§ Dataset
☆ ☆ ☆ ☆ ☆

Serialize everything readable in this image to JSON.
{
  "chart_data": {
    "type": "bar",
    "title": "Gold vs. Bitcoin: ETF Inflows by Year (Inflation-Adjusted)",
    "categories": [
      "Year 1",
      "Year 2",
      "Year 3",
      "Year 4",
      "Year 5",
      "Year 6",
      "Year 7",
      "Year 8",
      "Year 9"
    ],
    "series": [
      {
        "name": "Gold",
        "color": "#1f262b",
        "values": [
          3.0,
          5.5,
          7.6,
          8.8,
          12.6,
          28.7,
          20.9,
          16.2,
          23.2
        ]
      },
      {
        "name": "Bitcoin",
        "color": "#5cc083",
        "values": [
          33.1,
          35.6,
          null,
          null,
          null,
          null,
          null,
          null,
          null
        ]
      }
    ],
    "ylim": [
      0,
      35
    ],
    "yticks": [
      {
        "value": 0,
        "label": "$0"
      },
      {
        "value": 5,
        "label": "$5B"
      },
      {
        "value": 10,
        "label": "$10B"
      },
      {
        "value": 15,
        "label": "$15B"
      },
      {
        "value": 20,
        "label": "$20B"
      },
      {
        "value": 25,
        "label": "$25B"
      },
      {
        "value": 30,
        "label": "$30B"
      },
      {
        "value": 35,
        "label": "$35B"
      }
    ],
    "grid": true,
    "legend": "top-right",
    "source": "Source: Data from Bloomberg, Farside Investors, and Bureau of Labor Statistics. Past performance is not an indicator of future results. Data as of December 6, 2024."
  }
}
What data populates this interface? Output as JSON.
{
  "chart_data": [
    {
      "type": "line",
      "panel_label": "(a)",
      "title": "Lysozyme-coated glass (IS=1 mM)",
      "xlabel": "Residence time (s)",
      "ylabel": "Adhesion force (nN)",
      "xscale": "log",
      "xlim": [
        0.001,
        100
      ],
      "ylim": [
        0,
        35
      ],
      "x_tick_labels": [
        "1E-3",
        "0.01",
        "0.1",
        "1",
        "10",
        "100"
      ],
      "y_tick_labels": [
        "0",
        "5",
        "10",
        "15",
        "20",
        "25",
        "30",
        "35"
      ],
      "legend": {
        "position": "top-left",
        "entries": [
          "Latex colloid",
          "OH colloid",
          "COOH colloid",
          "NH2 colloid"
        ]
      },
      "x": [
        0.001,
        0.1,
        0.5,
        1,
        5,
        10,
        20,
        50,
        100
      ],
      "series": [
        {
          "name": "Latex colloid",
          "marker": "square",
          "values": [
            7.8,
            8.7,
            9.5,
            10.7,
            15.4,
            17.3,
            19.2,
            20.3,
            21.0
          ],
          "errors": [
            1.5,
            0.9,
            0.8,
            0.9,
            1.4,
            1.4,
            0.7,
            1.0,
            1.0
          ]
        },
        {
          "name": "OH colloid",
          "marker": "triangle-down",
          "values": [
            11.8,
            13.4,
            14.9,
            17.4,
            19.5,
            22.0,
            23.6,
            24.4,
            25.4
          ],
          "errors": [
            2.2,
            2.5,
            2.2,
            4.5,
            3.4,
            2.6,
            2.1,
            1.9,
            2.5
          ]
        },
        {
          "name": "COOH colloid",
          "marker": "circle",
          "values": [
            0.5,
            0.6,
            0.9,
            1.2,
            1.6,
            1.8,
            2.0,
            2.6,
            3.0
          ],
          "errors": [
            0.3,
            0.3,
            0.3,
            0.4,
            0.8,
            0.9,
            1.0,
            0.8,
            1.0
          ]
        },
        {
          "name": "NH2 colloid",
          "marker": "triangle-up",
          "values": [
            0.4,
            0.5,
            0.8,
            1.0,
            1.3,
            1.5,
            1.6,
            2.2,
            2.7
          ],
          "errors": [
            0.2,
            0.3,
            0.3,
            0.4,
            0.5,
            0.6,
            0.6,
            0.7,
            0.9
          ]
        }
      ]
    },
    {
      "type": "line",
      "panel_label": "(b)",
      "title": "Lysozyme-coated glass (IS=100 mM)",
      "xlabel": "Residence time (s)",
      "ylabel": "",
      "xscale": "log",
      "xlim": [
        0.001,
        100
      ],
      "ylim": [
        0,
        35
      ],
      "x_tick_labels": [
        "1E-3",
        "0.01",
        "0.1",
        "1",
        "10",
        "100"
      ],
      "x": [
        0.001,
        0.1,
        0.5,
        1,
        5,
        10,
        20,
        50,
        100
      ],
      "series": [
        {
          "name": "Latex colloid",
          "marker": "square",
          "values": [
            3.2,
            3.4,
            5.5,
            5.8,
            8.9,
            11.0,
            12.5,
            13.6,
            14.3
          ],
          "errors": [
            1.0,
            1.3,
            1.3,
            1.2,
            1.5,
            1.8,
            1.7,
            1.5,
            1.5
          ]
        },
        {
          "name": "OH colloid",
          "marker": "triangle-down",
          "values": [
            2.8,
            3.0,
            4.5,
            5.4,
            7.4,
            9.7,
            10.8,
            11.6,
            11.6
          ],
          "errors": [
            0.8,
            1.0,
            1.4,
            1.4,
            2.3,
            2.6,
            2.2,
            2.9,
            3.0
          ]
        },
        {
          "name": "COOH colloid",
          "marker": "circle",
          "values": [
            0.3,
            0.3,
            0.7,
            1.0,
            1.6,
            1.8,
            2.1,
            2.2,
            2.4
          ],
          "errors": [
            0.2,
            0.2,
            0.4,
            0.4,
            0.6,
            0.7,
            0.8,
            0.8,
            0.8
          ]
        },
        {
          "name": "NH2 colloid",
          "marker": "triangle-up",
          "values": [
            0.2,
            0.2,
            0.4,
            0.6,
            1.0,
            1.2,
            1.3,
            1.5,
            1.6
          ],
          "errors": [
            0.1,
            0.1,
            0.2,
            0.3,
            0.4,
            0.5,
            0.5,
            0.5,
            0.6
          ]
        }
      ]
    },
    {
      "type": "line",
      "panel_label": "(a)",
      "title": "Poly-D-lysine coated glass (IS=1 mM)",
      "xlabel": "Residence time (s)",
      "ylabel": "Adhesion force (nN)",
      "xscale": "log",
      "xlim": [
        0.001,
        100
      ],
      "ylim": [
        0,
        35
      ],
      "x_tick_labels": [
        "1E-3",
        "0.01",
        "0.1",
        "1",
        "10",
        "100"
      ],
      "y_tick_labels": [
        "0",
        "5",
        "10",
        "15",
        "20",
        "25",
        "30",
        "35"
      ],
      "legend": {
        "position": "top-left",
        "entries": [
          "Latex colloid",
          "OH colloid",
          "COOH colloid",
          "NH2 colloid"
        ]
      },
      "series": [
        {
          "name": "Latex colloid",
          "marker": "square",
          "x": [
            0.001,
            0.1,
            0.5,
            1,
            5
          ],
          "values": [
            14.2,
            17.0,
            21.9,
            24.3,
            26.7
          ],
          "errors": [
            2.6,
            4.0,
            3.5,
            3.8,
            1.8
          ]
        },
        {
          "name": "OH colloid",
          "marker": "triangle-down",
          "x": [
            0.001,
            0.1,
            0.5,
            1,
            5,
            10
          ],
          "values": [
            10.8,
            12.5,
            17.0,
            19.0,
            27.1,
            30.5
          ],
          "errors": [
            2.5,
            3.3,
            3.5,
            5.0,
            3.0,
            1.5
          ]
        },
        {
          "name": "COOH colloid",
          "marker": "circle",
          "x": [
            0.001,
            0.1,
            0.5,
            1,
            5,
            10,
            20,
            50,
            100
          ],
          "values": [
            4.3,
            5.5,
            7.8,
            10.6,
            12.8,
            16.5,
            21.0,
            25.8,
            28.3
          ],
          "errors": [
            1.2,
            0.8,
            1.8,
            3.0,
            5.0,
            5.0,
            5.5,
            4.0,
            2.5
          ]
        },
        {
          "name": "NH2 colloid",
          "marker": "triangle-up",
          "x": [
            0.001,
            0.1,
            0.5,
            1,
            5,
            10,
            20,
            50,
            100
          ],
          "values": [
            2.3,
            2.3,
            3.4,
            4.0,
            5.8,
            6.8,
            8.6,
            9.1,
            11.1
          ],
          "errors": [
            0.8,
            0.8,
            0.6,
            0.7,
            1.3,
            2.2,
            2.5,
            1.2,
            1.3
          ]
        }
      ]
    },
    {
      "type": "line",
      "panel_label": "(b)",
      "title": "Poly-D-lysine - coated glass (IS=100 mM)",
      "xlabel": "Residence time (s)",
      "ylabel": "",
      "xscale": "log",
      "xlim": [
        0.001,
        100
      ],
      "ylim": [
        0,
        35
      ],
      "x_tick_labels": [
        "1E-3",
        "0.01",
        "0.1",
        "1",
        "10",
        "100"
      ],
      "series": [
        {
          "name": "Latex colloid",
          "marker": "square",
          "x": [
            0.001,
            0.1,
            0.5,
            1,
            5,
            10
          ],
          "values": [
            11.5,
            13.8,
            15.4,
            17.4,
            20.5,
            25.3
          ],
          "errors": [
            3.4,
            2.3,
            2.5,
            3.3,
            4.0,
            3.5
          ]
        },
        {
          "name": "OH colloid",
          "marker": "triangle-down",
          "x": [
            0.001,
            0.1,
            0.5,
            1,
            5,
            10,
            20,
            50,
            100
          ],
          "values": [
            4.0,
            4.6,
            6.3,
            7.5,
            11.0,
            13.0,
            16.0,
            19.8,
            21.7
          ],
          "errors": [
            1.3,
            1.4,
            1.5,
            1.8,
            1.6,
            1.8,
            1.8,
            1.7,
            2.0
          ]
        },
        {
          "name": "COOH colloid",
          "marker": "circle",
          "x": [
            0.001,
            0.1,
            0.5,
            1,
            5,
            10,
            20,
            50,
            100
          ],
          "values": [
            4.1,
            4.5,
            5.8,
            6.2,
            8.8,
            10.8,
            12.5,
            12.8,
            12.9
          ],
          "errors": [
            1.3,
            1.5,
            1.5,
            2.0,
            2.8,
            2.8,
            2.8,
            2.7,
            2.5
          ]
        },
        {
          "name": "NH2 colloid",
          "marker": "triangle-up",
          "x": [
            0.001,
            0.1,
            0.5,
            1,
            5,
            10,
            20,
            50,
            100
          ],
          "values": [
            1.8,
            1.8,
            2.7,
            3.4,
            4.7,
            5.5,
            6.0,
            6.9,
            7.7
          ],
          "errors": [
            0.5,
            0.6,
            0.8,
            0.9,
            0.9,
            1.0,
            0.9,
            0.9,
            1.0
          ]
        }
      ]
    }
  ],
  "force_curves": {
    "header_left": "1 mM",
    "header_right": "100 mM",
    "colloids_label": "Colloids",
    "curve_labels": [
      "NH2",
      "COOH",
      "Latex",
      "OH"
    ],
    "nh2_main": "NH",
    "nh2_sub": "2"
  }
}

☆ ☆ ☆ ☆ ☆

Select every line above that contains the word "Bitcoin", and copy it.

§ The result
    "title": "Gold vs. Bitcoin: ETF Inflows by Year (Inflation-Adjusted)",
        "name": "Bitcoin",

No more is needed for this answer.